(Exercise prompt) Transcribe in full the passage below on bot activity in tweets during the first impeachment, reproducing every word and mark without alteration.

(Passage shown)

▶

The specific contribution of our study is to complement existing (predominantly manual) analyses of tweets during the first impeachment, which often focused on tweets from Donald Trump (Gould, 2021; Driver, 2021) or Senators (McKee, Evans & Clark, 2022), by using machine learning to examine the role of bots in a large collection of tweets. This complementary analysis has explicitly been called for in recent publications (Tachaiya et al., 2021), which performed large-scale sentiment analyses during the first impeachment (via Reddit and 4chan), but did not investigate the efforts at social engineering deployed via bots. Our specific contribution focuses on addressing three specific questions:

  • (Q1) Are bots actively involved in the debate?

  • (Q2) Do bots target one political affiliation more than another?

  • (Q3) Which sources are used by bots to support their arguments?

The remainder of this paper is organized as follows. In the next section, we explain how we gathered over 13M tweets based on six key dates of the first impeachment, and analyzed them using BERT (for sentiment) and Botometer (for bot detection) as well as bias ratings (for source evaluation) and Latent Dirichlet Allocation (for theme mining). We then present our results for a balanced sample of key political figures in the impeachment (including Adam Schiff, Joe Biden, Mitch McConnell, Nancy Pelosi, Donald Trump) as well as others relevant to our analysis. For transparency and replicability of research, tweets and detailed results are available on a third-party repository without registration needed, at https://osf.io/3nsf8/. Finally, our discussion contextualizes the answer for each of the three questions within the broader literature on computational politics and summarizes some of our limitations.

◀

(Given material)
▶

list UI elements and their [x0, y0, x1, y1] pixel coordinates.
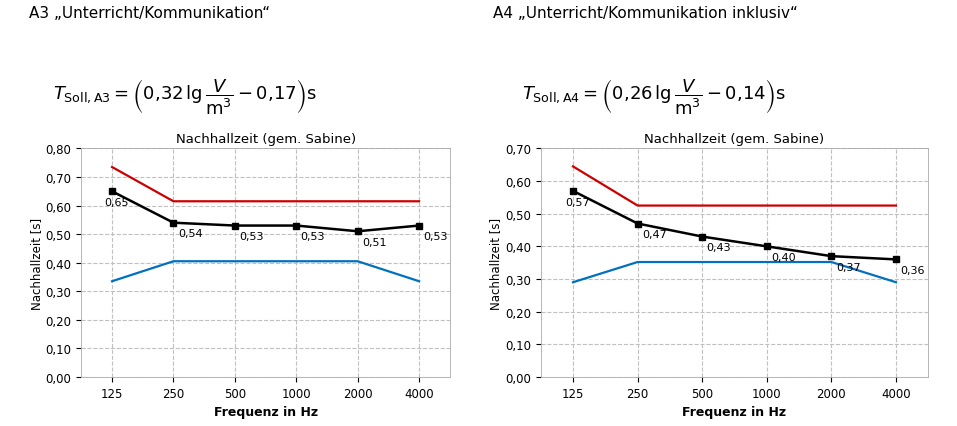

◀

(Solution)
The specific contribution of our study is to complement existing (predominantly manual) analyses of tweets during the first impeachment, which often focused on tweets from Donald Trump (Gould, 2021; Driver, 2021) or Senators (McKee, Evans & Clark, 2022), by using machine learning to examine the role of bots in a large collection of tweets. This complementary analysis has explicitly been called for in recent publications (Tachaiya et al., 2021), which performed large-scale sentiment analyses during the first impeachment (via Reddit and 4chan), but did not investigate the efforts at social engineering deployed via bots. Our specific contribution focuses on addressing three specific questions:

  • (Q1) Are bots actively involved in the debate?

  • (Q2) Do bots target one political affiliation more than another?

  • (Q3) Which sources are used by bots to support their arguments?

The remainder of this paper is organized as follows. In the next section, we explain how we gathered over 13M tweets based on six key dates of the first impeachment, and analyzed them using BERT (for sentiment) and Botometer (for bot detection) as well as bias ratings (for source evaluation) and Latent Dirichlet Allocation (for theme mining). We then present our results for a balanced sample of key political figures in the impeachment (including Adam Schiff, Joe Biden, Mitch McConnell, Nancy Pelosi, Donald Trump) as well as others relevant to our analysis. For transparency and replicability of research, tweets and detailed results are available on a third-party repository without registration needed, at https://osf.io/3nsf8/. Finally, our discussion contextualizes the answer for each of the three questions within the broader literature on computational politics and summarizes some of our limitations.